[Dataset excerpt]
○ ○ ○ ○

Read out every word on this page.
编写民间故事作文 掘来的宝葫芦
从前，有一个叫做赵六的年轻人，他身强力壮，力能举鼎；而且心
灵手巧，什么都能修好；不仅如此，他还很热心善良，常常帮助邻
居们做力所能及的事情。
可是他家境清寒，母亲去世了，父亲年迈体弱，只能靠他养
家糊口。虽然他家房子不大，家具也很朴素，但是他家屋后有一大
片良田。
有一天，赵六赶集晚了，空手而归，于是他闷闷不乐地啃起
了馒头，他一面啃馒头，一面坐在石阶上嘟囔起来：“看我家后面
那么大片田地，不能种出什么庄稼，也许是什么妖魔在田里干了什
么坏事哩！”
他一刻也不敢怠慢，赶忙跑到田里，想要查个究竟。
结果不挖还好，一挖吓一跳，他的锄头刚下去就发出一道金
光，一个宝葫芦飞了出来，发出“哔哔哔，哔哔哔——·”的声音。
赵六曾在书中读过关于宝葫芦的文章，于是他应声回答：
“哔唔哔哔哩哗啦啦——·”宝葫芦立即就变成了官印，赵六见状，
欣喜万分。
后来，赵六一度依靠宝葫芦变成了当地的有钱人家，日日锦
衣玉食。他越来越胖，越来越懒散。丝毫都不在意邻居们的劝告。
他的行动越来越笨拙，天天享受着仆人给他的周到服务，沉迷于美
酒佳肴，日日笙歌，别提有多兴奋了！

○ ○ ○ ○

-- Given task --
Print every line of the records exactly. Omit nothing.

-- Full solution --
Read out every word on this page.
编写民间故事作文 掘来的宝葫芦
从前，有一个叫做赵六的年轻人，他身强力壮，力能举鼎；而且心
灵手巧，什么都能修好；不仅如此，他还很热心善良，常常帮助邻
居们做力所能及的事情。
可是他家境清寒，母亲去世了，父亲年迈体弱，只能靠他养
家糊口。虽然他家房子不大，家具也很朴素，但是他家屋后有一大
片良田。
有一天，赵六赶集晚了，空手而归，于是他闷闷不乐地啃起
了馒头，他一面啃馒头，一面坐在石阶上嘟囔起来：“看我家后面
那么大片田地，不能种出什么庄稼，也许是什么妖魔在田里干了什
么坏事哩！”
他一刻也不敢怠慢，赶忙跑到田里，想要查个究竟。
结果不挖还好，一挖吓一跳，他的锄头刚下去就发出一道金
光，一个宝葫芦飞了出来，发出“哔哔哔，哔哔哔——·”的声音。
赵六曾在书中读过关于宝葫芦的文章，于是他应声回答：
“哔唔哔哔哩哗啦啦——·”宝葫芦立即就变成了官印，赵六见状，
欣喜万分。
后来，赵六一度依靠宝葫芦变成了当地的有钱人家，日日锦
衣玉食。他越来越胖，越来越懒散。丝毫都不在意邻居们的劝告。
他的行动越来越笨拙，天天享受着仆人给他的周到服务，沉迷于美
酒佳肴，日日笙歌，别提有多兴奋了！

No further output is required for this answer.